Required task - Below is a block of records. Copy every line in it that contains the word "JSON".

↓↓↓

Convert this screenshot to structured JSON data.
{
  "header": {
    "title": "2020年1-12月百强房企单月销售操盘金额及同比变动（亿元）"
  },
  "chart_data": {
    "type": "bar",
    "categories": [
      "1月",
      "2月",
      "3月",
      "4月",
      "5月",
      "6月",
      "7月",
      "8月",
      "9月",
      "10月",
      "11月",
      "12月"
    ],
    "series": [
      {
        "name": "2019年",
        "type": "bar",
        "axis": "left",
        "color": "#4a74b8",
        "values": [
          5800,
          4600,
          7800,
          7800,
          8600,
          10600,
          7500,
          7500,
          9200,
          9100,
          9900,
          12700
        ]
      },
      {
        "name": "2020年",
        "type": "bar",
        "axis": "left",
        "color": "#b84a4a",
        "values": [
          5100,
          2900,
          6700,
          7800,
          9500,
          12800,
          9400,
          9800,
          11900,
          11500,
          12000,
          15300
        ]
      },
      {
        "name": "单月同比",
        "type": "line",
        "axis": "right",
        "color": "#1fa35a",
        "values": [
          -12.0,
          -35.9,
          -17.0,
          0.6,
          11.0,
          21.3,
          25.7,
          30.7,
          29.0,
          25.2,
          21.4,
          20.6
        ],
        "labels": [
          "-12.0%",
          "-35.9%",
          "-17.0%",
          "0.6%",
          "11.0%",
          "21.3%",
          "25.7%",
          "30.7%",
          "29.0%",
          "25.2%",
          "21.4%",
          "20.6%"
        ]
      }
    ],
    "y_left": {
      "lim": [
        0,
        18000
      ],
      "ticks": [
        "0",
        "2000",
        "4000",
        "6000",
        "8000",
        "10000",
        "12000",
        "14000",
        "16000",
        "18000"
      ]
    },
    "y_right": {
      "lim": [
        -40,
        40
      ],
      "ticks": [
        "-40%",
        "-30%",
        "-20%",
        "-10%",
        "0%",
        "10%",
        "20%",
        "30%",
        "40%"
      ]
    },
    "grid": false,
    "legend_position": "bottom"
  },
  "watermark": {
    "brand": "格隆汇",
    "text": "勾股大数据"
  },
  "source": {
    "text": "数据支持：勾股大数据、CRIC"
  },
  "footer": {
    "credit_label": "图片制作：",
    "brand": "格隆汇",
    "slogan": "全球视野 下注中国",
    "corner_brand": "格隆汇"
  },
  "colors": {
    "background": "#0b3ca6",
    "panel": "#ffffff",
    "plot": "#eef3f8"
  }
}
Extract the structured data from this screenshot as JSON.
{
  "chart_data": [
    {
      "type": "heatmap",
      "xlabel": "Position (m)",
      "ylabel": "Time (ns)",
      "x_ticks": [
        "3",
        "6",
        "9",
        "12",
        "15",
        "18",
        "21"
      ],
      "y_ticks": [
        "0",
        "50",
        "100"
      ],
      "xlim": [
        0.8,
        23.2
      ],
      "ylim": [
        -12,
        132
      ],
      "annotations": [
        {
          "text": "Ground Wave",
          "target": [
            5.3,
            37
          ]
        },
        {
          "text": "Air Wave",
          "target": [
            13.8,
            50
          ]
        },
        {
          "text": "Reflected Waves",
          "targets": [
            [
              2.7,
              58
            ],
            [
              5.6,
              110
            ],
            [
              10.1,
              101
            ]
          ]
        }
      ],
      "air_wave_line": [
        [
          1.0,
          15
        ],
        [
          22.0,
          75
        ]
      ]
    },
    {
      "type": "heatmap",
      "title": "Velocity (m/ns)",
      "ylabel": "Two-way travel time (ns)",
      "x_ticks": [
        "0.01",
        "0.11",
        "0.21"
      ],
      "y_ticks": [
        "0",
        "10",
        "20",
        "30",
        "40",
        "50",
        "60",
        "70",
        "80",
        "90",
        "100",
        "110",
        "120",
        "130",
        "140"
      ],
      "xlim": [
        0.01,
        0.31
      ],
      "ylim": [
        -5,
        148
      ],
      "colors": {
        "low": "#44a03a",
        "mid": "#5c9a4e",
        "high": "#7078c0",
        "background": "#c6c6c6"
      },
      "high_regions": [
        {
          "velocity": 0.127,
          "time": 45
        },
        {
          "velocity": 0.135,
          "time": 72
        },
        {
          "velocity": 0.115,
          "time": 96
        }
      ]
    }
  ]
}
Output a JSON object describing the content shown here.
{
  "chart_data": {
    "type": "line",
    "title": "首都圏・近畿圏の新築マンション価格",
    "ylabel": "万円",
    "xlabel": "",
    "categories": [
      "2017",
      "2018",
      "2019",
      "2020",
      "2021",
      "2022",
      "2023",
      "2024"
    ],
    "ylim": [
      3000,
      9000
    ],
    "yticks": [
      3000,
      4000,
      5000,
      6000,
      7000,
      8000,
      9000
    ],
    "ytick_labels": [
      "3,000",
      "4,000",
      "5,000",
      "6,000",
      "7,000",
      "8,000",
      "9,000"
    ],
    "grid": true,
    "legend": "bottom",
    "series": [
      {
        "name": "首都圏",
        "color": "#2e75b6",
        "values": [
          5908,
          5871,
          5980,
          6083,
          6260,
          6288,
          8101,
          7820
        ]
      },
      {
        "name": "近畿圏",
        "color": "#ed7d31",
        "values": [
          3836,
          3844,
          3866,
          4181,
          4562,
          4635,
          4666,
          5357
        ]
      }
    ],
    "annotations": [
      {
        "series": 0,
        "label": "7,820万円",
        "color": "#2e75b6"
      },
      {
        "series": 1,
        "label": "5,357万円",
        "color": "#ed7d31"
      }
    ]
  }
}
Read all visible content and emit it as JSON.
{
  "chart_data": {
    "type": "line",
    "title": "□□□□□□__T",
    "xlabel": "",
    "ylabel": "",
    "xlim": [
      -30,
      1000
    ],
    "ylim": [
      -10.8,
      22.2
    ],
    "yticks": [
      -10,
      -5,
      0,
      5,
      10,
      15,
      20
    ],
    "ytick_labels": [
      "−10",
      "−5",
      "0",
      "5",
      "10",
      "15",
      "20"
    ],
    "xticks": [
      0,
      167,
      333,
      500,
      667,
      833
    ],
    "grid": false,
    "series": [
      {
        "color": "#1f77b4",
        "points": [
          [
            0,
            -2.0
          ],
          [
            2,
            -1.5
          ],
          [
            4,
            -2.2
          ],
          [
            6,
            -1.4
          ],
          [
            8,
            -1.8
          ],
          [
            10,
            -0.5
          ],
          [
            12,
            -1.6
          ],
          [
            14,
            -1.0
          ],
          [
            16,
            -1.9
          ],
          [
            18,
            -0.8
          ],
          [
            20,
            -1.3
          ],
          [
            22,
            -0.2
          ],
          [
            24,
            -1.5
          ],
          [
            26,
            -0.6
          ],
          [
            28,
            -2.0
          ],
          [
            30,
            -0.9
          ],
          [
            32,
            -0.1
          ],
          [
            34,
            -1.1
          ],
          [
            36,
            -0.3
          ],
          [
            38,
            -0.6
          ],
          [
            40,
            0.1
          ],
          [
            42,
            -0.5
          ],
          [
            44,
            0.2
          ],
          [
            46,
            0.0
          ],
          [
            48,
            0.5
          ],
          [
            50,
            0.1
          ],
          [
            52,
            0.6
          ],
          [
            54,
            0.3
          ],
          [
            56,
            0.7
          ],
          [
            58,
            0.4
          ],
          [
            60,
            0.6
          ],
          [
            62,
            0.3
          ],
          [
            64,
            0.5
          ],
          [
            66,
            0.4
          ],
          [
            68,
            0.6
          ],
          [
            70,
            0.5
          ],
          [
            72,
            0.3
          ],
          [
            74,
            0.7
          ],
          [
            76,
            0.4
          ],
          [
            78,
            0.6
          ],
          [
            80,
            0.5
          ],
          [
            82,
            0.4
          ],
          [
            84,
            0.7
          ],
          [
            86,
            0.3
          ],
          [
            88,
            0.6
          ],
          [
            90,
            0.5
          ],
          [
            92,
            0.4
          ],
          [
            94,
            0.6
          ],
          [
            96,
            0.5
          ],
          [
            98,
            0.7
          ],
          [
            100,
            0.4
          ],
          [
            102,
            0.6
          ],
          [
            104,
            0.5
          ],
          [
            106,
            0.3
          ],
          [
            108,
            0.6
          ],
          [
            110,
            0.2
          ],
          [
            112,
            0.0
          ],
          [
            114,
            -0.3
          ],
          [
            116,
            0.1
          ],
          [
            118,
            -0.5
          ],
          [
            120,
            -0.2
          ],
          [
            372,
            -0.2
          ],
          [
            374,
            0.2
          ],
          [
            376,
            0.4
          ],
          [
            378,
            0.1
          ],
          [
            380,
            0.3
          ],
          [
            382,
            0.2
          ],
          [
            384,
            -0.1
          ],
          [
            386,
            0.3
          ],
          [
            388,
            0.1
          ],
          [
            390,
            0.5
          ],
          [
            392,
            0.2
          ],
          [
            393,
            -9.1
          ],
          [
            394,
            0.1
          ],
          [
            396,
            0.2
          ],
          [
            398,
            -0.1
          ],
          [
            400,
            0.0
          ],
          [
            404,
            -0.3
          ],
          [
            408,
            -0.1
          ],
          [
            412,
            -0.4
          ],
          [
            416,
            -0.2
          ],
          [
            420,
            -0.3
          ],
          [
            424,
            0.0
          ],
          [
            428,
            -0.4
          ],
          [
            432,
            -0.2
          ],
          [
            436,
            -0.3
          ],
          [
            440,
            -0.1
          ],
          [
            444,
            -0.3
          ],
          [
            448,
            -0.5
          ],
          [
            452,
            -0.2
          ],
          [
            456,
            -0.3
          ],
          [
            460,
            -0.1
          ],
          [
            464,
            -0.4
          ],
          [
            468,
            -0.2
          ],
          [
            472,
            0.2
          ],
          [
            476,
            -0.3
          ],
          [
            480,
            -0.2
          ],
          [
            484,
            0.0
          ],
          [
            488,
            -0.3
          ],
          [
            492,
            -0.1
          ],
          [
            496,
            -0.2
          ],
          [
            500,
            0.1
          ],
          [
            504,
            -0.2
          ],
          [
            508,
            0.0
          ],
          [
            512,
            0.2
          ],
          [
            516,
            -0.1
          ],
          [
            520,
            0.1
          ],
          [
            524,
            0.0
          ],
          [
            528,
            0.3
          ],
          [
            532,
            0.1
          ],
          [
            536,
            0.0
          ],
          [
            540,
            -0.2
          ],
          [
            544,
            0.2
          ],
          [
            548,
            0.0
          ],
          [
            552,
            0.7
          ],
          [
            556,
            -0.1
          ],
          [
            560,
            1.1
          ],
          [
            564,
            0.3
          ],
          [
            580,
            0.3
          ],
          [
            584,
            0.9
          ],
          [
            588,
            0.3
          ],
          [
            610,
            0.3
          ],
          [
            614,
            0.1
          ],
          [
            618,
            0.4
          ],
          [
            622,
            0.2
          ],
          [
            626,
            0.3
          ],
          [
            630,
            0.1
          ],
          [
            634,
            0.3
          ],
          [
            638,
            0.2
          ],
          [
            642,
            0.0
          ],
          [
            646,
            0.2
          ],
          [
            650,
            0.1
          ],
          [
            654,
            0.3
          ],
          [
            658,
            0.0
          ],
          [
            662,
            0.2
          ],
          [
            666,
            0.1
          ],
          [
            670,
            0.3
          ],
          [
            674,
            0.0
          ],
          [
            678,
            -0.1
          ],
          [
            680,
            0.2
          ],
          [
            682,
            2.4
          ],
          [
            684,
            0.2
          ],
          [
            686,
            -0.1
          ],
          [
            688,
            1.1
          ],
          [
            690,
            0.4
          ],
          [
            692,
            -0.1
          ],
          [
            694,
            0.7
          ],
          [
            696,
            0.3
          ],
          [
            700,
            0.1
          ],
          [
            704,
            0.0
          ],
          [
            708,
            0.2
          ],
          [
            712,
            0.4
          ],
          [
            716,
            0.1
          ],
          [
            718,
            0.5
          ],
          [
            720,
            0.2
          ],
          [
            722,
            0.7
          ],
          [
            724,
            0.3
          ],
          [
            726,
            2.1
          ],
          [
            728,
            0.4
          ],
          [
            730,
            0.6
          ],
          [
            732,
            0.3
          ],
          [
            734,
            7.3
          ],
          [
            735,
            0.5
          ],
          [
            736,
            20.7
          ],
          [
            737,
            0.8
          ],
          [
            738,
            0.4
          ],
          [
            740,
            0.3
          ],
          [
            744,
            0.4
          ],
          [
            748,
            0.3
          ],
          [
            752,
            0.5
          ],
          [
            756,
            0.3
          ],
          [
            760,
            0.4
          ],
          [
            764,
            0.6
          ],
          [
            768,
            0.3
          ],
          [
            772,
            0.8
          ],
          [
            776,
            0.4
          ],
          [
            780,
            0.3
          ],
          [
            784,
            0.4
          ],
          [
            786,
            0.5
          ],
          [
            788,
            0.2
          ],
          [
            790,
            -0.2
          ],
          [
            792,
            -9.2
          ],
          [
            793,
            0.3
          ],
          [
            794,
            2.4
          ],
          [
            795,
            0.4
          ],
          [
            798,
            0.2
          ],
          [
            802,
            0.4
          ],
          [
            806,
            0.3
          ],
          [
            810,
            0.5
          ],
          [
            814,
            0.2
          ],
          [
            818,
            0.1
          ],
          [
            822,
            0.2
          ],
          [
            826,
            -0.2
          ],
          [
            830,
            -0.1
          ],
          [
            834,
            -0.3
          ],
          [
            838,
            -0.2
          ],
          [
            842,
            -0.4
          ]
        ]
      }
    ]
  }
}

↑↑↑

Expected answer -
Convert this screenshot to structured JSON data.
Extract the structured data from this screenshot as JSON.
Output a JSON object describing the content shown here.
Read all visible content and emit it as JSON.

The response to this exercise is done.